## Task objective
Each line that includes the word "title" counts once; give the total and nothing more.

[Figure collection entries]
(begin)
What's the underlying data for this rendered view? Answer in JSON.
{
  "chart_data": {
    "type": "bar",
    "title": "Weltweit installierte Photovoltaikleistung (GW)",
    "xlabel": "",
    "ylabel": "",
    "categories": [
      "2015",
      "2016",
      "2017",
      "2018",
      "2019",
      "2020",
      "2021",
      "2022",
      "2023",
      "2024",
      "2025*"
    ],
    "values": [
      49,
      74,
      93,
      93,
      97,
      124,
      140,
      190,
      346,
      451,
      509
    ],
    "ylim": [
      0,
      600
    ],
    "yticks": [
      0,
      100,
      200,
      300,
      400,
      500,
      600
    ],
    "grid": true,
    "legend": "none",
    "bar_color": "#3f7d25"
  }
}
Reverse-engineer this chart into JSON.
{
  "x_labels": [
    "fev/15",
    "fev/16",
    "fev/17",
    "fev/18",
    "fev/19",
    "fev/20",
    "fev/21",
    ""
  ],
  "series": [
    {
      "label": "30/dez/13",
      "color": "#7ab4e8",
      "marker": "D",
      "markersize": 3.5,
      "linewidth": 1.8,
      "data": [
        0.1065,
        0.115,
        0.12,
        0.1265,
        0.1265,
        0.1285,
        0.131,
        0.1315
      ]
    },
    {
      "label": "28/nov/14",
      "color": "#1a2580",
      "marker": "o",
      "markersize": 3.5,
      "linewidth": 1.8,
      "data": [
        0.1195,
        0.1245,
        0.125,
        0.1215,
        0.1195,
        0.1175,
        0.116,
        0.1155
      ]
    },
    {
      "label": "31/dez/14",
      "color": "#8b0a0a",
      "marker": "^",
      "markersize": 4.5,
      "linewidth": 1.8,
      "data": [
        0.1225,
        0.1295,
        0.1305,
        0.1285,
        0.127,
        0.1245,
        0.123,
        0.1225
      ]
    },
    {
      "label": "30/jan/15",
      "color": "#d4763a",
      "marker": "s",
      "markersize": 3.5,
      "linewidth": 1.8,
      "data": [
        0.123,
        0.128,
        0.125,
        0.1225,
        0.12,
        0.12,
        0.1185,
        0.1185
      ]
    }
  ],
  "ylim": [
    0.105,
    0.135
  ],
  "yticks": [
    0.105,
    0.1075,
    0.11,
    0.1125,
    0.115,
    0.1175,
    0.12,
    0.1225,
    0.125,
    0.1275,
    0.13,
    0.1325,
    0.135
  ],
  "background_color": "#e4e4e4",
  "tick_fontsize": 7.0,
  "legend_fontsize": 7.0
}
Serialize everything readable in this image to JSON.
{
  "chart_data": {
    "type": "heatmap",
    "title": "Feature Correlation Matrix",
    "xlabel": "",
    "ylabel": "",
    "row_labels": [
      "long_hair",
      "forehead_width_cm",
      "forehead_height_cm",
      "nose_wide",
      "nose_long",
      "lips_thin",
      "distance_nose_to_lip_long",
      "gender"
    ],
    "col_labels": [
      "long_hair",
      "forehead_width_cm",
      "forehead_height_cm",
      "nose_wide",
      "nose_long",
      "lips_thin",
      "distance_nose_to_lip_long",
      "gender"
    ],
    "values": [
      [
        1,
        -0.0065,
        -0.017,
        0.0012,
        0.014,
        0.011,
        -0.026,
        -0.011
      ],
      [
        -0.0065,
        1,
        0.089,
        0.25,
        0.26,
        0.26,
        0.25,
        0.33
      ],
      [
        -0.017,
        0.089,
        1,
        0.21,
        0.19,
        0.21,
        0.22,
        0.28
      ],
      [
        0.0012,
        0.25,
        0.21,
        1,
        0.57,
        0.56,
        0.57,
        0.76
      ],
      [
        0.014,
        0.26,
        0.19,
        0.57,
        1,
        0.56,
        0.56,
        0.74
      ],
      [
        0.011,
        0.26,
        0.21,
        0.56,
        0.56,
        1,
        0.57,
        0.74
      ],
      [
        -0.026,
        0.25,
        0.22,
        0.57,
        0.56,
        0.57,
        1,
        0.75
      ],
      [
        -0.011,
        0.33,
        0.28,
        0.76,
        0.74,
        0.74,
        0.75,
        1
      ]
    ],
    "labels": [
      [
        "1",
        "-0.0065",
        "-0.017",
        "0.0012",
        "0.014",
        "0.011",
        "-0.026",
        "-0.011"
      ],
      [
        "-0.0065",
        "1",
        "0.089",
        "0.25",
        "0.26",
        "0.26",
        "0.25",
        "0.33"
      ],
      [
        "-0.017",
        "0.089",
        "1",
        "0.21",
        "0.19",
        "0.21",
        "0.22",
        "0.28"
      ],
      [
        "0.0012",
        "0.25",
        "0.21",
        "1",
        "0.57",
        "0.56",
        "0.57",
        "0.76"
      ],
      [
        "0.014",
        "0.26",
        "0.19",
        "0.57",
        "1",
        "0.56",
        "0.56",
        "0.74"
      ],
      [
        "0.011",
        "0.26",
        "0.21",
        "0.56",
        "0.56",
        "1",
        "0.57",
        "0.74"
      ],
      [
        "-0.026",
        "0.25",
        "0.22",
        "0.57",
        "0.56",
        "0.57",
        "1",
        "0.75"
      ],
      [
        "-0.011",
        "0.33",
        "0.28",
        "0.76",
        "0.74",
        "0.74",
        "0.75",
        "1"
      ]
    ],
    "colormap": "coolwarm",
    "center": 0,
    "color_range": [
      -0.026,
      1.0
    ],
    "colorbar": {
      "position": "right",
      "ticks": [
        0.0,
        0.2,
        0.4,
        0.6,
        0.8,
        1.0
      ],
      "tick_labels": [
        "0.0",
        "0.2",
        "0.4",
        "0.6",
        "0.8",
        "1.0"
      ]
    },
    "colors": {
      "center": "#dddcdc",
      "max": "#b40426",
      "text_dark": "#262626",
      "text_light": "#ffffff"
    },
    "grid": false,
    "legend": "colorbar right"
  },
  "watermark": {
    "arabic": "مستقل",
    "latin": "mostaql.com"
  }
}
(end)
## Solution below
2